[REQUEST] Take each line containing "hemos" and report it exactly as written.

[DATASET CONTENT]
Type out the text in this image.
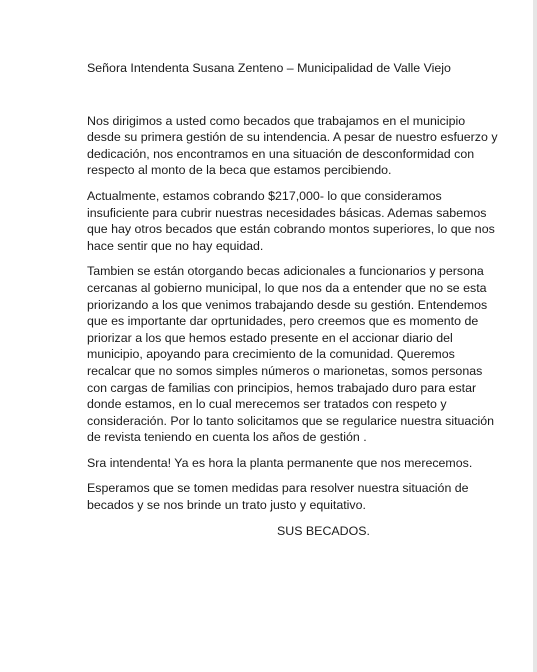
Señora Intendenta Susana Zenteno – Municipalidad de Valle Viejo
Nos dirigimos a usted como becados que trabajamos en el municipio
desde su primera gestión de su intendencia. A pesar de nuestro esfuerzo y
dedicación, nos encontramos en una situación de desconformidad con
respecto al monto de la beca que estamos percibiendo.
Actualmente, estamos cobrando $217,000- lo que consideramos
insuficiente para cubrir nuestras necesidades básicas. Ademas sabemos
que hay otros becados que están cobrando montos superiores, lo que nos
hace sentir que no hay equidad.
Tambien se están otorgando becas adicionales a funcionarios y persona
cercanas al gobierno municipal, lo que nos da a entender que no se esta
priorizando a los que venimos trabajando desde su gestión. Entendemos
que es importante dar oprtunidades, pero creemos que es momento de
priorizar a los que hemos estado presente en el accionar diario del
municipio, apoyando para crecimiento de la comunidad. Queremos
recalcar que no somos simples números o marionetas, somos personas
con cargas de familias con principios, hemos trabajado duro para estar
donde estamos, en lo cual merecemos ser tratados con respeto y
consideración. Por lo tanto solicitamos que se regularice nuestra situación
de revista teniendo en cuenta los años de gestión .
Sra intendenta! Ya es hora la planta permanente que nos merecemos.
Esperamos que se tomen medidas para resolver nuestra situación de
becados y se nos brinde un trato justo y equitativo.
SUS BECADOS.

[WRITTEN ANSWER]
priorizar a los que hemos estado presente en el accionar diario del
con cargas de familias con principios, hemos trabajado duro para estar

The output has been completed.